WHAT TO WORK ON
Check each line of the material below for "savings", then copy the ones that contain it.

RECORDS SUPPLIED
====

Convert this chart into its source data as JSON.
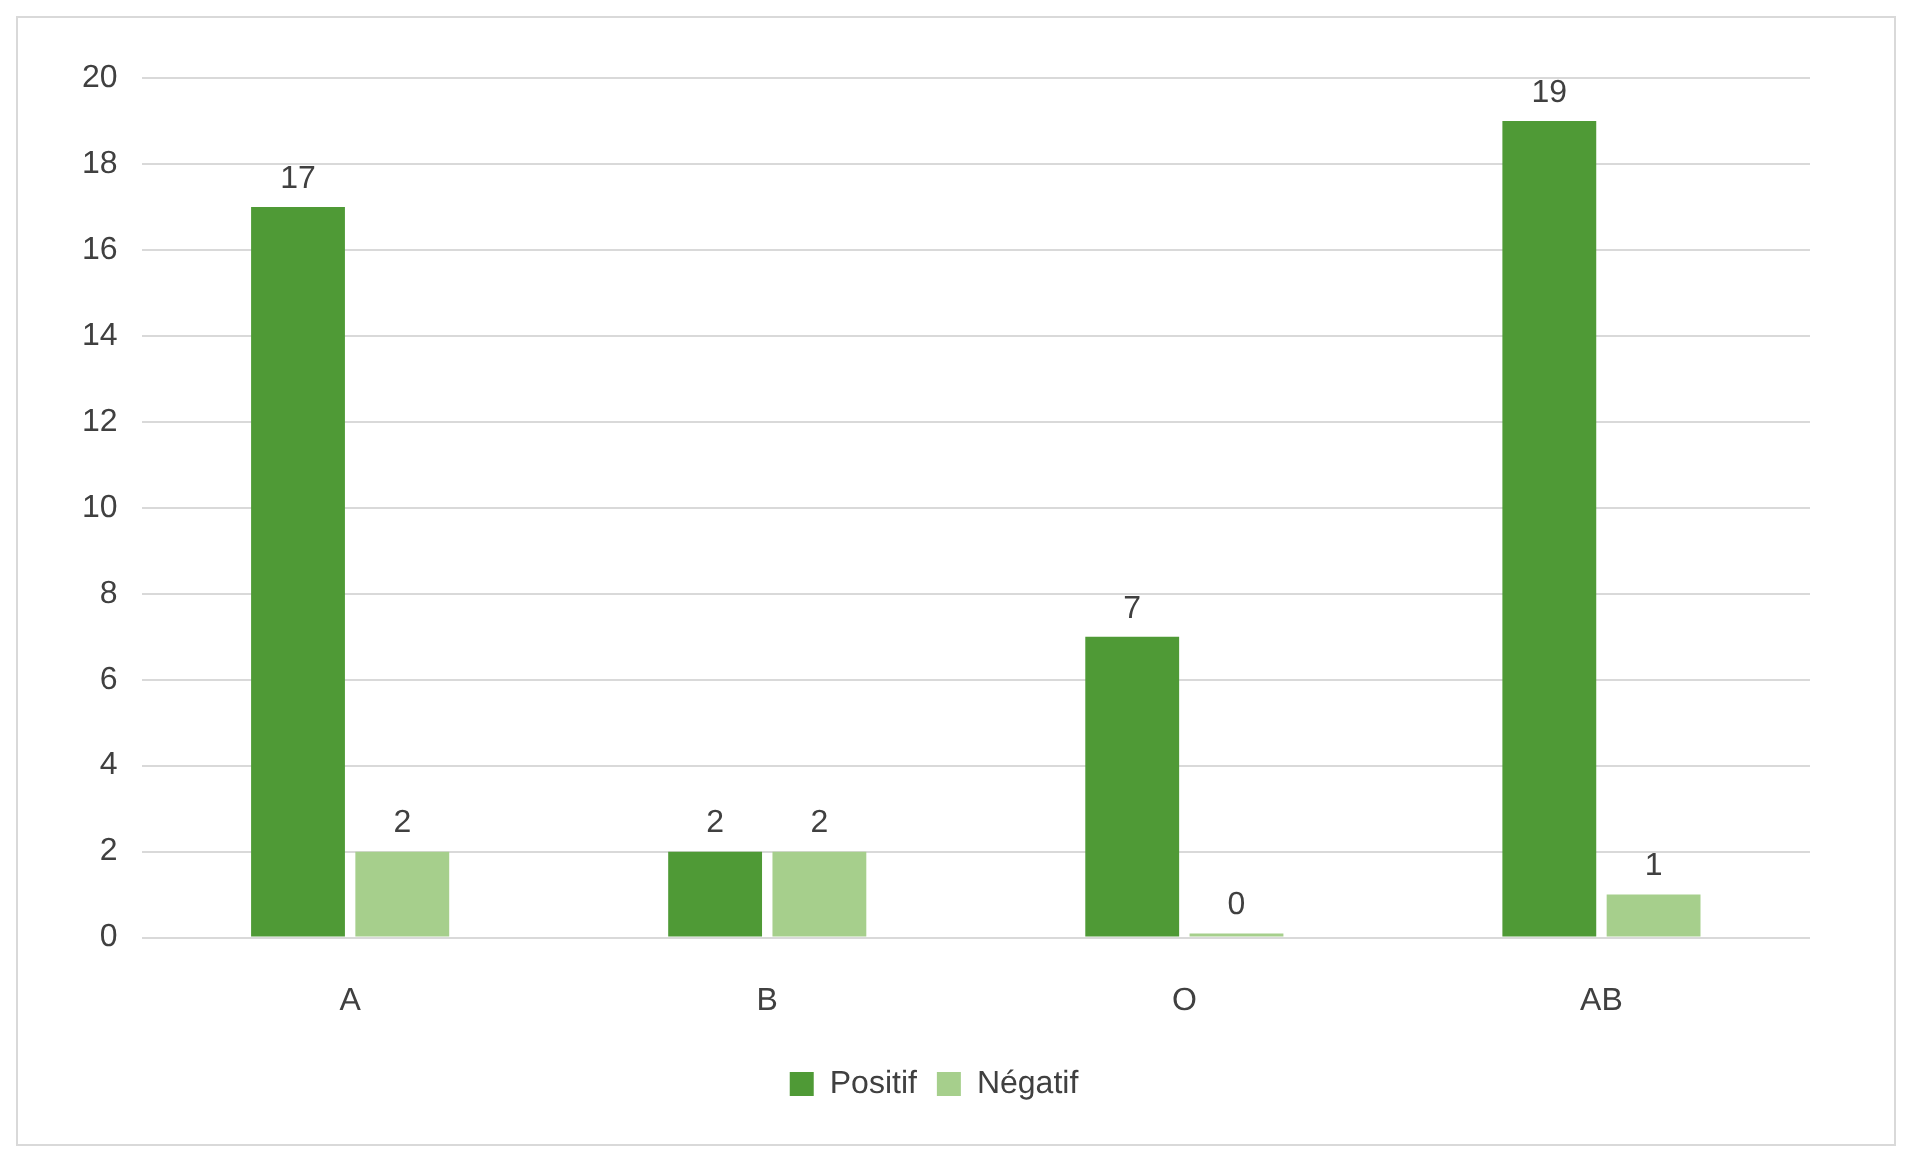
{
  "chart_data": {
    "type": "bar",
    "categories": [
      "A",
      "B",
      "O",
      "AB"
    ],
    "series": [
      {
        "name": "Positif",
        "color": "#4f9a36",
        "values": [
          17,
          2,
          7,
          19
        ]
      },
      {
        "name": "Négatif",
        "color": "#a6cf8c",
        "values": [
          2,
          2,
          0,
          1
        ]
      }
    ],
    "ylim": [
      0,
      20
    ],
    "yticks": [
      0,
      2,
      4,
      6,
      8,
      10,
      12,
      14,
      16,
      18,
      20
    ],
    "grid": "y",
    "legend": "bottom",
    "data_labels": true
  }
}
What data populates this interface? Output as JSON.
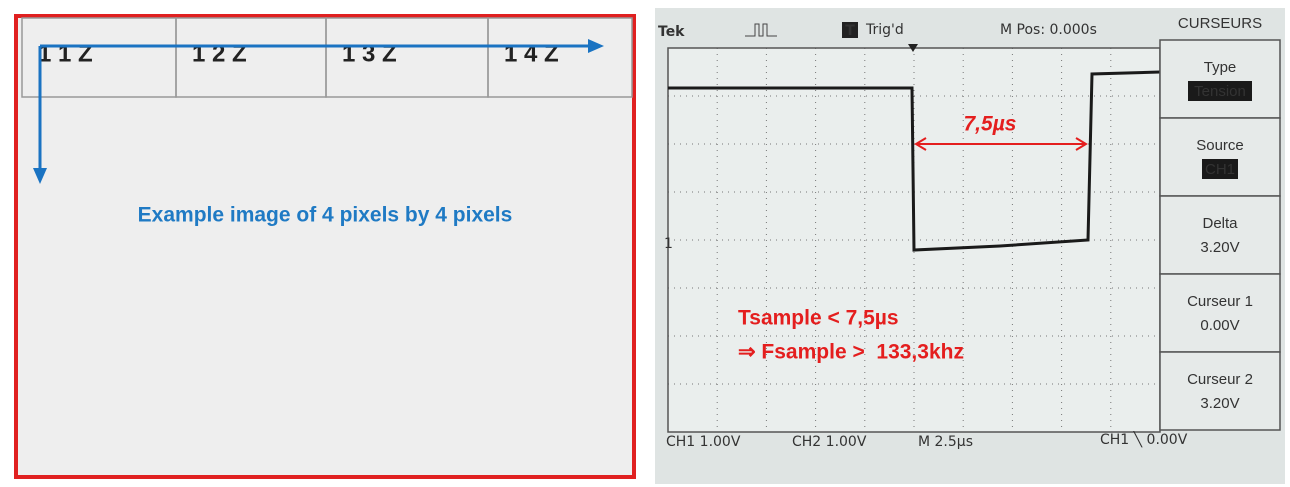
{
  "diagram": {
    "cells": [
      "1 1 Z",
      "1 2 Z",
      "1 3 Z",
      "1 4 Z"
    ],
    "caption": "Example image of 4 pixels by 4 pixels"
  },
  "scope": {
    "header": {
      "brand": "Tek",
      "trigger_icon": "T",
      "trigger": "Trig'd",
      "position": "M Pos: 0.000s"
    },
    "menu": {
      "title": "CURSEURS",
      "items": [
        {
          "label": "Type",
          "value": "Tension"
        },
        {
          "label": "Source",
          "value": "CH1"
        },
        {
          "label": "Delta",
          "value": "3.20V"
        },
        {
          "label": "Curseur 1",
          "value": "0.00V"
        },
        {
          "label": "Curseur 2",
          "value": "3.20V"
        }
      ]
    },
    "footer": [
      "CH1 1.00V",
      "CH2 1.00V",
      "M 2.5µs",
      "CH1 ╲ 0.00V"
    ],
    "channel_marker": "1",
    "annotations": {
      "interval": "7,5µs",
      "line1": "Tsample < 7,5µs",
      "line2": "⇒ Fsample >  133,3khz"
    }
  }
}
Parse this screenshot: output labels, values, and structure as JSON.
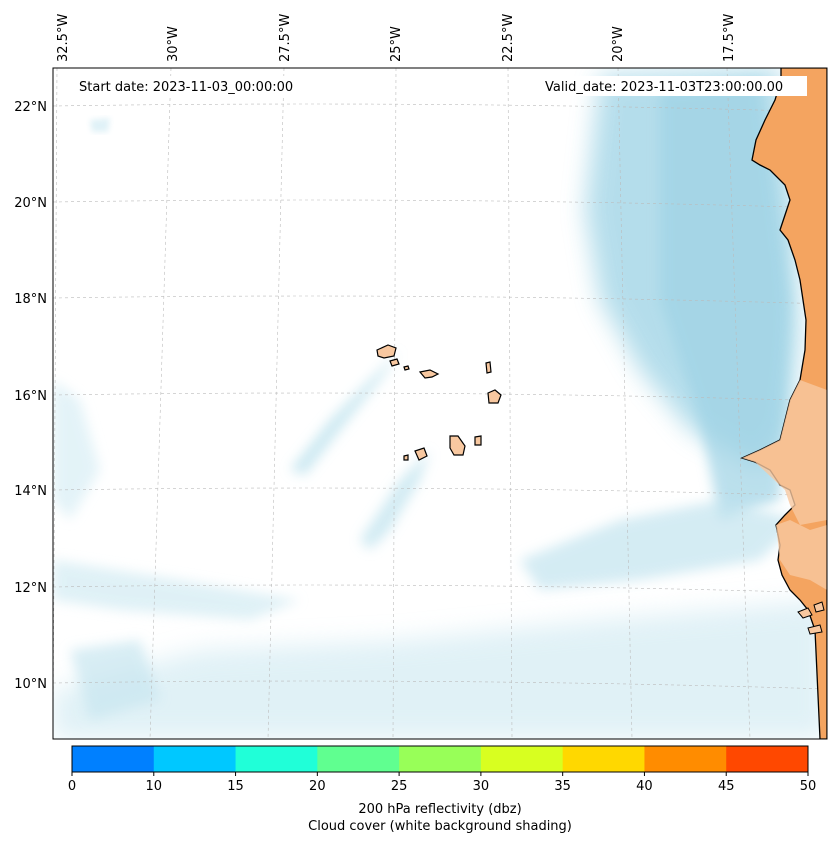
{
  "map": {
    "start_label": "Start date: 2023-11-03_00:00:00",
    "valid_label": "Valid_date: 2023-11-03T23:00:00.00",
    "lon_labels": [
      "32.5°W",
      "30°W",
      "27.5°W",
      "25°W",
      "22.5°W",
      "20°W",
      "17.5°W"
    ],
    "lat_labels": [
      "22°N",
      "20°N",
      "18°N",
      "16°N",
      "14°N",
      "12°N",
      "10°N"
    ],
    "colors": {
      "land": "#f4a460",
      "land_light": "#f8c8a0",
      "cloud": "#a8d8e8",
      "coast": "#000000",
      "grid": "#bbbbbb"
    }
  },
  "colorbar": {
    "ticks": [
      "0",
      "10",
      "15",
      "20",
      "25",
      "30",
      "35",
      "40",
      "45",
      "50"
    ],
    "colors": [
      "#0080ff",
      "#00c8ff",
      "#20ffd8",
      "#60ff90",
      "#98ff58",
      "#d8ff20",
      "#ffd800",
      "#ff8c00",
      "#ff4800"
    ],
    "label_line1": "200 hPa reflectivity (dbz)",
    "label_line2": "Cloud cover (white background shading)"
  }
}
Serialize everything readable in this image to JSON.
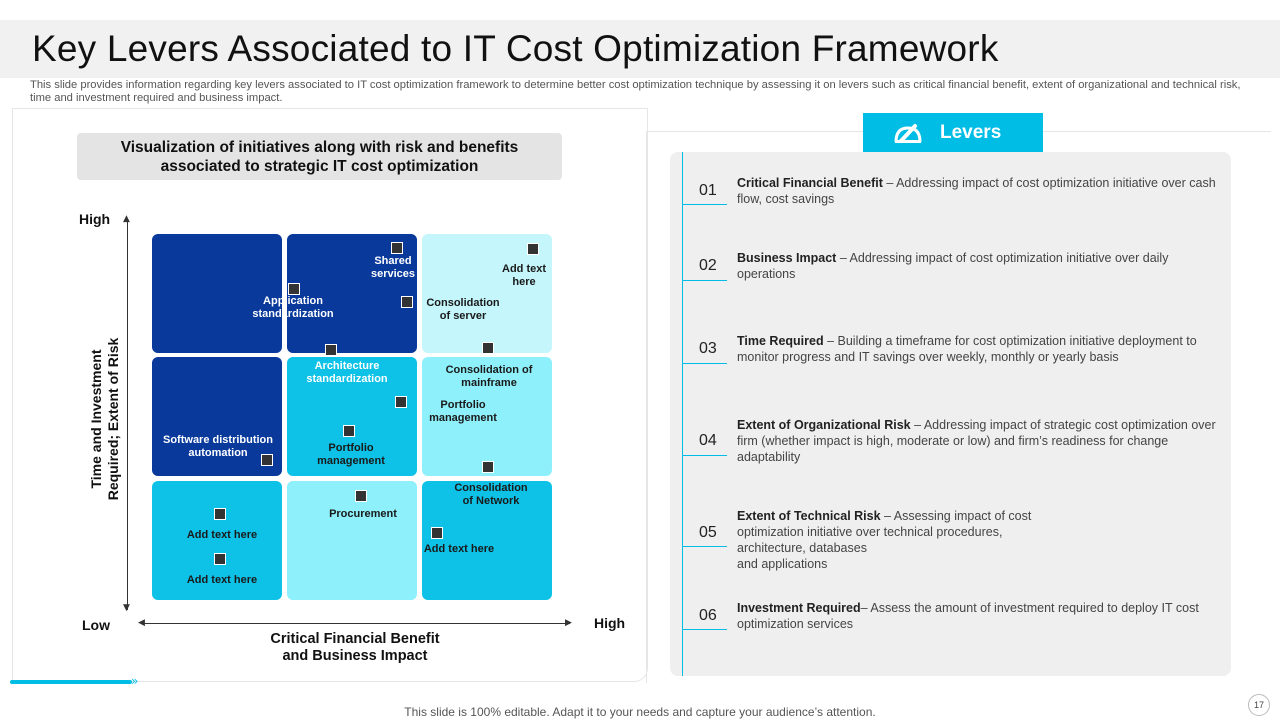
{
  "title": "Key Levers Associated to IT Cost Optimization Framework",
  "subtitle": "This slide provides information regarding key levers associated to IT cost optimization framework to determine better cost optimization technique by assessing it on levers such as critical financial benefit, extent of organizational and technical risk, time and investment required and business impact.",
  "viz": {
    "heading_line1": "Visualization of initiatives along with risk and benefits",
    "heading_line2": "associated to strategic IT cost optimization"
  },
  "axes": {
    "y_high": "High",
    "low": "Low",
    "x_high": "High",
    "y_title_line1": "Time and Investment",
    "y_title_line2": "Required; Extent of Risk",
    "x_title_line1": "Critical Financial Benefit",
    "x_title_line2": "and Business Impact"
  },
  "matrix": {
    "shared_services_1": "Shared",
    "shared_services_2": "services",
    "add_text_here_1": "Add text",
    "add_text_here_2": "here",
    "application_1": "Application",
    "application_2": "standardization",
    "consolidation_server_1": "Consolidation",
    "consolidation_server_2": "of server",
    "architecture_1": "Architecture",
    "architecture_2": "standardization",
    "consolidation_mainframe_1": "Consolidation of",
    "consolidation_mainframe_2": "mainframe",
    "portfolio_right_1": "Portfolio",
    "portfolio_right_2": "management",
    "software_1": "Software distribution",
    "software_2": "automation",
    "portfolio_mid_1": "Portfolio",
    "portfolio_mid_2": "management",
    "consolidation_network_1": "Consolidation",
    "consolidation_network_2": "of Network",
    "procurement": "Procurement",
    "add_text_a": "Add text here",
    "add_text_b": "Add text here",
    "add_text_c": "Add text here"
  },
  "levers": {
    "button_label": "Levers",
    "items": [
      {
        "num": "01",
        "title": "Critical Financial Benefit",
        "text": " – Addressing impact of cost optimization initiative over cash flow, cost savings"
      },
      {
        "num": "02",
        "title": "Business  Impact",
        "text": " – Addressing impact of cost optimization initiative over daily operations"
      },
      {
        "num": "03",
        "title": "Time Required",
        "text": " – Building a timeframe for cost optimization initiative deployment to monitor progress and IT savings over weekly, monthly or yearly basis"
      },
      {
        "num": "04",
        "title": "Extent of Organizational Risk",
        "text": " – Addressing impact of strategic cost optimization over firm (whether impact is high, moderate or low) and firm’s readiness for change adaptability"
      },
      {
        "num": "05",
        "title": "Extent of Technical Risk",
        "text_1": " – Assessing impact of cost optimization initiative over technical procedures, architecture, databases",
        "text_2": "and applications"
      },
      {
        "num": "06",
        "title": "Investment Required",
        "text": "– Assess the amount of investment required  to deploy IT cost optimization services"
      }
    ]
  },
  "footer": "This slide is 100% editable. Adapt it to your needs and capture your audience’s attention.",
  "page_number": "17",
  "colors": {
    "accent": "#00bde6",
    "dark_blue": "#08399b",
    "mid_cyan": "#0dc2e6",
    "light_cyan": "#8ef0fb",
    "pale_cyan": "#c4f6fb"
  }
}
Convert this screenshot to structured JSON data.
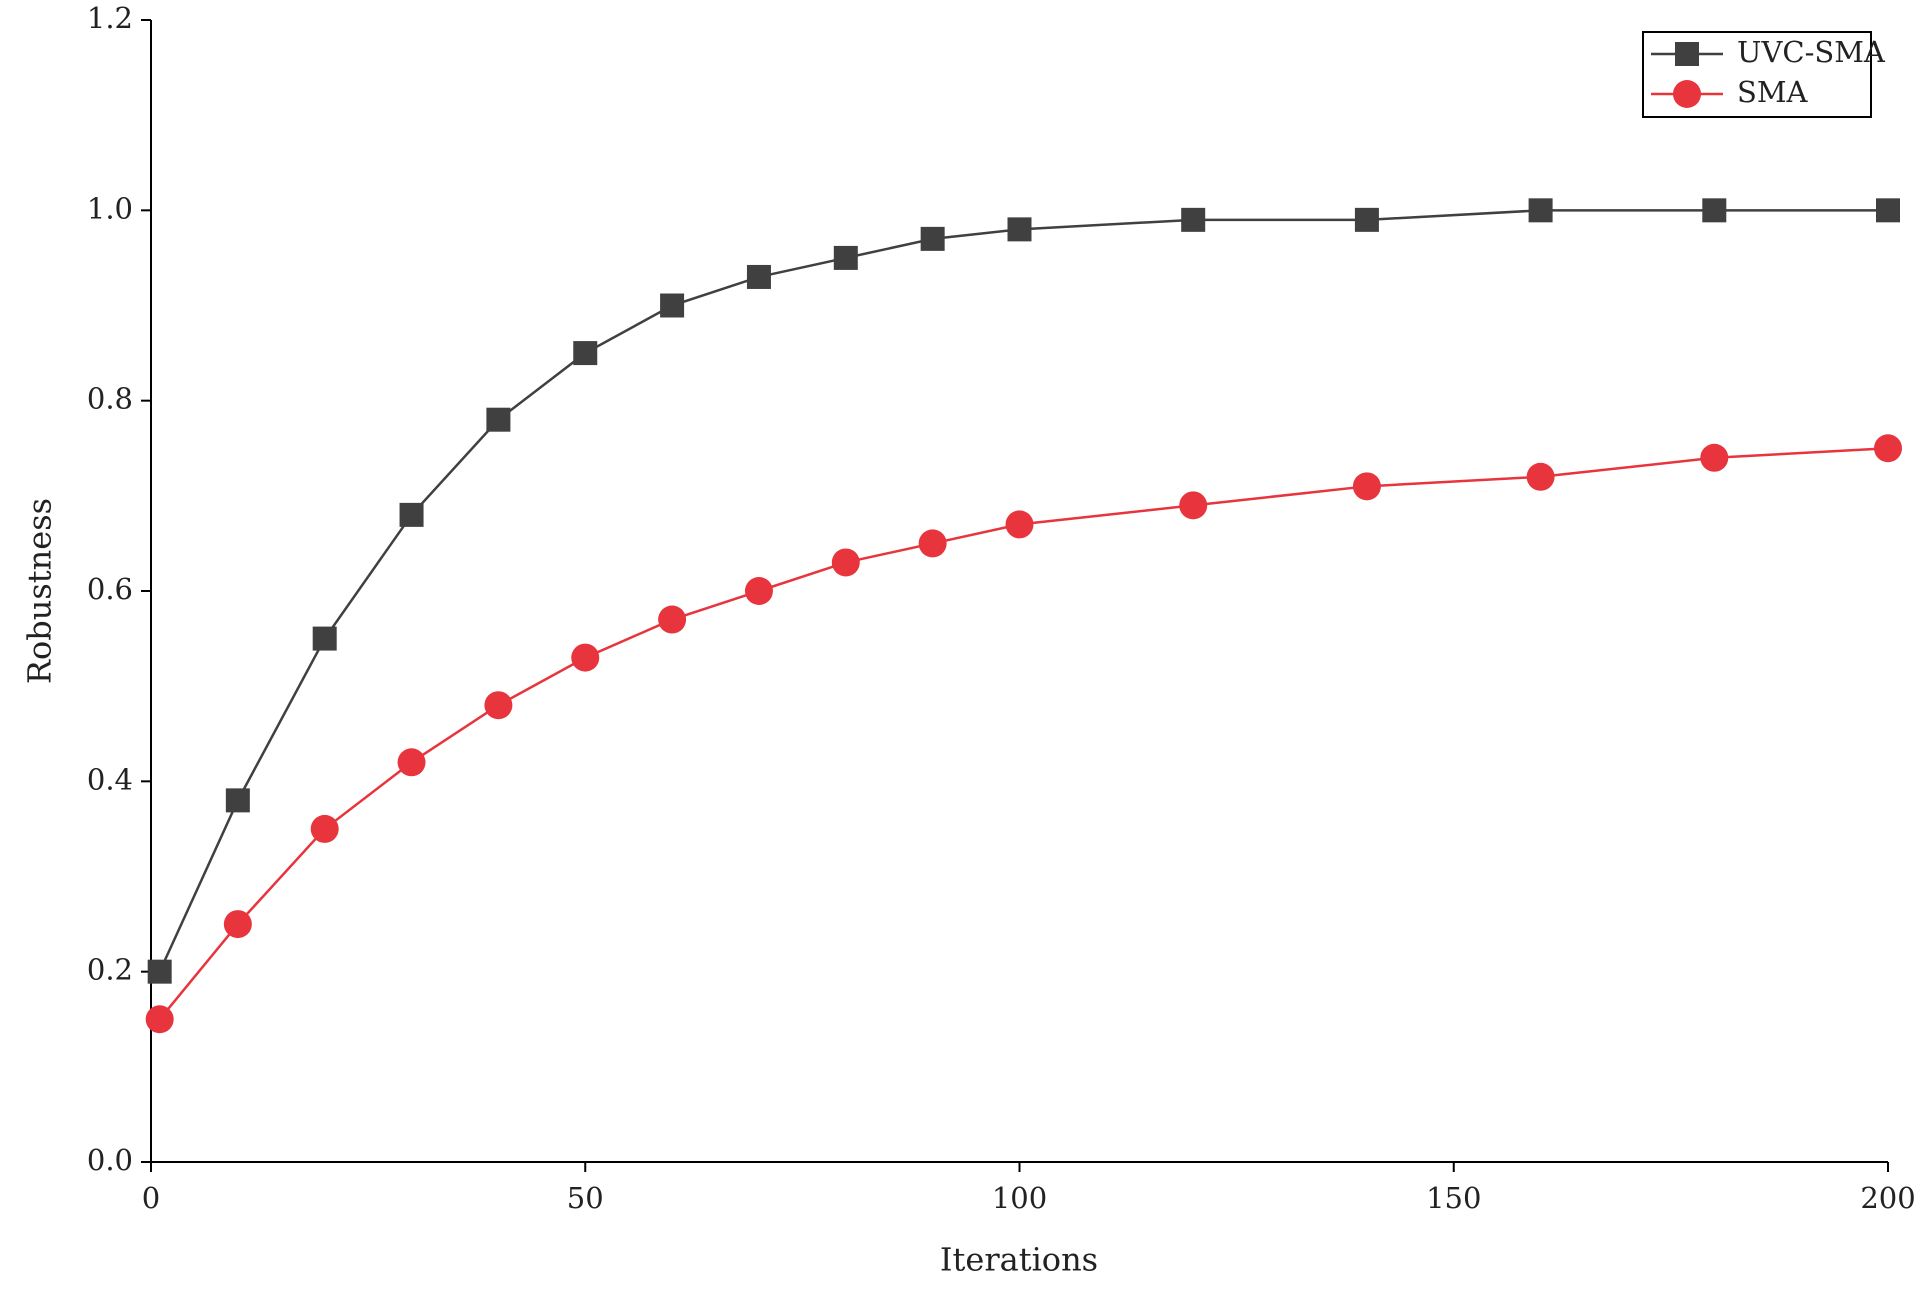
{
  "chart_data": {
    "type": "line",
    "x_label": "Iterations",
    "y_label": "Robustness",
    "x": [
      1,
      10,
      20,
      30,
      40,
      50,
      60,
      70,
      80,
      90,
      100,
      120,
      140,
      160,
      180,
      200
    ],
    "series": [
      {
        "name": "UVC-SMA",
        "color": "#404040",
        "marker": "square",
        "values": [
          0.2,
          0.38,
          0.55,
          0.68,
          0.78,
          0.85,
          0.9,
          0.93,
          0.95,
          0.97,
          0.98,
          0.99,
          0.99,
          1.0,
          1.0,
          1.0
        ]
      },
      {
        "name": "SMA",
        "color": "#e8343c",
        "marker": "circle",
        "values": [
          0.15,
          0.25,
          0.35,
          0.42,
          0.48,
          0.53,
          0.57,
          0.6,
          0.63,
          0.65,
          0.67,
          0.69,
          0.71,
          0.72,
          0.74,
          0.75
        ]
      }
    ],
    "xlim": [
      0,
      200
    ],
    "xticks": [
      0,
      50,
      100,
      150,
      200
    ],
    "ylim": [
      0,
      1.2
    ],
    "yticks": [
      {
        "value": 0,
        "label": "0.0"
      },
      0.2,
      0.4,
      0.6,
      0.8,
      {
        "value": 1,
        "label": "1.0"
      },
      1.2
    ],
    "legend": "upper-right",
    "grid": false
  }
}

====

THE RESULT
        "text": " – Addressing impact of cost optimization initiative over cash flow, cost savings"
        "text": " – Building a timeframe for cost optimization initiative deployment to monitor progress and IT savings over weekly, monthly or yearly basis"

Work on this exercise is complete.